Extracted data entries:
···

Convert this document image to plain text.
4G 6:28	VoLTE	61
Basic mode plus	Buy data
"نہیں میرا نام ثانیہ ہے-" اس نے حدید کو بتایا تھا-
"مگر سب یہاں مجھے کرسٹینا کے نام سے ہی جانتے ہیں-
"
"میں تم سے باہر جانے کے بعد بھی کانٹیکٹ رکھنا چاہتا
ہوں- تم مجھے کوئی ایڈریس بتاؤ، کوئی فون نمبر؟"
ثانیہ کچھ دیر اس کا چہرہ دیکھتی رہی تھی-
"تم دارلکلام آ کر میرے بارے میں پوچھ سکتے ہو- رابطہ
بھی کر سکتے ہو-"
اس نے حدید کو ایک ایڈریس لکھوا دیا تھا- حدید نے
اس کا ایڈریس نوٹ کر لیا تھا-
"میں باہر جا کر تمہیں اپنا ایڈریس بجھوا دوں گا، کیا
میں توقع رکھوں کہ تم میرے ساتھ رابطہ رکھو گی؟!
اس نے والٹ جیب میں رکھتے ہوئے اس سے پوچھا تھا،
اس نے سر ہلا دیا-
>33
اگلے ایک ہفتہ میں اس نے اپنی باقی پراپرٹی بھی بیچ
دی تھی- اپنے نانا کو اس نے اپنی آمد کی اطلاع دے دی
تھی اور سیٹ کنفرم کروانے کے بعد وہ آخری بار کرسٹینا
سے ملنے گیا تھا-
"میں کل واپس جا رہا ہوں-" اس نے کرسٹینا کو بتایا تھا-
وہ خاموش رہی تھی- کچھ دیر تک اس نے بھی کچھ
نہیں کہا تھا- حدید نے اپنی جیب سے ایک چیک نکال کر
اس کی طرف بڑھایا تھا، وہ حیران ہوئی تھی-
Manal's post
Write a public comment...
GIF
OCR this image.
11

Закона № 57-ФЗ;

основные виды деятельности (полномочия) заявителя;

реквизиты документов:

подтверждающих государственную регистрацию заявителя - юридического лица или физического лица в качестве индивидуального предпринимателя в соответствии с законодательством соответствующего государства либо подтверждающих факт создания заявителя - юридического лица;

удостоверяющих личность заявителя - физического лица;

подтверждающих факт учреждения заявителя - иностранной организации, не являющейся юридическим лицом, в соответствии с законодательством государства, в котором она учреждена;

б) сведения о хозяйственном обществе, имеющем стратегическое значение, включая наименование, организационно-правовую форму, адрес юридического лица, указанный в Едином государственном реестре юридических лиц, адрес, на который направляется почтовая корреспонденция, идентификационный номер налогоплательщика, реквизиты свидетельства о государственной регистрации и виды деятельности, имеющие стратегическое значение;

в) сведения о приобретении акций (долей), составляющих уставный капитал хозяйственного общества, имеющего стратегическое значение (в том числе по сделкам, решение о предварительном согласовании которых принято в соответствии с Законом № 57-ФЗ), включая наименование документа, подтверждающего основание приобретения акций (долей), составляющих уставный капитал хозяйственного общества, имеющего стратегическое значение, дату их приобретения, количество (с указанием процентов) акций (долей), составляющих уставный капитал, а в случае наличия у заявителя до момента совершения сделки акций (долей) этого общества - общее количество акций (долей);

···

- **Aim of the exercise**: Where a line of the records above holds the word "юридического", copy that line.

- **The reply**:
подтверждающих государственную регистрацию заявителя - юридического лица или физического лица в качестве индивидуального предпринимателя в соответствии с законодательством соответствующего государства либо подтверждающих факт создания заявителя - юридического лица;
б) сведения о хозяйственном обществе, имеющем стратегическое значение, включая наименование, организационно-правовую форму, адрес юридического лица, указанный в Едином государственном реестре юридических лиц, адрес, на который направляется почтовая корреспонденция, идентификационный номер налогоплательщика, реквизиты свидетельства о государственной регистрации и виды деятельности, имеющие стратегическое значение;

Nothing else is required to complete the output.